= MATERIAL FOR THIS EXERCISE =
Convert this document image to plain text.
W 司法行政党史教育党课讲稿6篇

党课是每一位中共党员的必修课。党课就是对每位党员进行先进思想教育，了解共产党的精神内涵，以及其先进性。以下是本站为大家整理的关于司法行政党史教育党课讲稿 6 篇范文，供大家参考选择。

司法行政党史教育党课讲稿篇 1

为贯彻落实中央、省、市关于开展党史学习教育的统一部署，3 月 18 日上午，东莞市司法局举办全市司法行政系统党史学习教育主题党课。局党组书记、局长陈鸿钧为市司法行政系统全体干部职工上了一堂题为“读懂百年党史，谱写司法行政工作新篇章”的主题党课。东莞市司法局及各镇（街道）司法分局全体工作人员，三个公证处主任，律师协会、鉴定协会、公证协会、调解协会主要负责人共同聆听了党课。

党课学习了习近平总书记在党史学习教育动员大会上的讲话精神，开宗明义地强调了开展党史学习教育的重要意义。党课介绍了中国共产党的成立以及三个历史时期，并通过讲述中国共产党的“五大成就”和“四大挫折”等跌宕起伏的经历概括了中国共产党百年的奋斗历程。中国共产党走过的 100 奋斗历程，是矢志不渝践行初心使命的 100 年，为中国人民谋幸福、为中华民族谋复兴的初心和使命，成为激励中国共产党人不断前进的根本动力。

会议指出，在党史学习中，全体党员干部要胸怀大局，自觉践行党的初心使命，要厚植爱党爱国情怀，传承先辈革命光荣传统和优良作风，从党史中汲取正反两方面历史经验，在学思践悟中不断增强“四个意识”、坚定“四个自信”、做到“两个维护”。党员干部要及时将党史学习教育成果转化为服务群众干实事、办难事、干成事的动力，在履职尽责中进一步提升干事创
---
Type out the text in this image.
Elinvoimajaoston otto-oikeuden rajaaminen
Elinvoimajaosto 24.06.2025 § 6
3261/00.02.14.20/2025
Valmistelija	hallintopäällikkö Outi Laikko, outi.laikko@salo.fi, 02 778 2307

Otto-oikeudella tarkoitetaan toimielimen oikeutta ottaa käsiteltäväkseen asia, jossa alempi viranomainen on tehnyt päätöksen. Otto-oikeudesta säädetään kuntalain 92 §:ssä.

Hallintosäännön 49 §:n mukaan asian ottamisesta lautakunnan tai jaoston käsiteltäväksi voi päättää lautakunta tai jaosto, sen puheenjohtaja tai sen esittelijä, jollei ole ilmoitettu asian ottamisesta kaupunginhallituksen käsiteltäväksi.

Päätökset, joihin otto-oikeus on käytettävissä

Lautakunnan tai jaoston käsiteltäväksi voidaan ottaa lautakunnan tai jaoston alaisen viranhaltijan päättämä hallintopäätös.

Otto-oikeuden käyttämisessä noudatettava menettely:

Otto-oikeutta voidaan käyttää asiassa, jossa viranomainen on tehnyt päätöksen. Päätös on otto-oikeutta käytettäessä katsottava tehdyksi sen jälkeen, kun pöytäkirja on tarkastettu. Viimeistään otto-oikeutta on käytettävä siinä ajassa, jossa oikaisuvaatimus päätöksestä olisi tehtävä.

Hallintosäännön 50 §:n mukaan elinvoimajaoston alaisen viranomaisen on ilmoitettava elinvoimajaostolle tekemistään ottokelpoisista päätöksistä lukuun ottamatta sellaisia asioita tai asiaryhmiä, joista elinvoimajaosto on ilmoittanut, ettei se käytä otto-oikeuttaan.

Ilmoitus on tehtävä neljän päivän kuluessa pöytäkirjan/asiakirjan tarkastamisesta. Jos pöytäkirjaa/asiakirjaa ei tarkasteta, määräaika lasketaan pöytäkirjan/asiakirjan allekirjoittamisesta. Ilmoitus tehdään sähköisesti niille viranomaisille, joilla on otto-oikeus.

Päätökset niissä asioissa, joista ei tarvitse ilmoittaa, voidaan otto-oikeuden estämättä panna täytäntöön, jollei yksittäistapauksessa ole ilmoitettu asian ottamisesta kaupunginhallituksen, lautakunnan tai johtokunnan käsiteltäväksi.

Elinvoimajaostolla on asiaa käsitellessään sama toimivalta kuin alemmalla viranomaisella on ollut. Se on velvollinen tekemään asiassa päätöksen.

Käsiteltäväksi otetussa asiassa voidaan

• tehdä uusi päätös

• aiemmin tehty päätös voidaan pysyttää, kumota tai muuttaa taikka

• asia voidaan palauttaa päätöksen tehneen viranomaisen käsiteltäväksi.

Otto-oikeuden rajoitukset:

= AIM OF THE TASK =
Every line holding "mukaan" should be copied out.

= COMPLETE RESPONSE =
Hallintosäännön 49 §:n mukaan asian ottamisesta lautakunnan tai jaoston käsiteltäväksi voi päättää lautakunta tai jaosto, sen puheenjohtaja tai sen esittelijä, jollei ole ilmoitettu asian ottamisesta kaupunginhallituksen käsiteltäväksi.
Hallintosäännön 50 §:n mukaan elinvoimajaoston alaisen viranomaisen on ilmoitettava elinvoimajaostolle tekemistään ottokelpoisista päätöksistä lukuun ottamatta sellaisia asioita tai asiaryhmiä, joista elinvoimajaosto on ilmoittanut, ettei se käytä otto-oikeuttaan.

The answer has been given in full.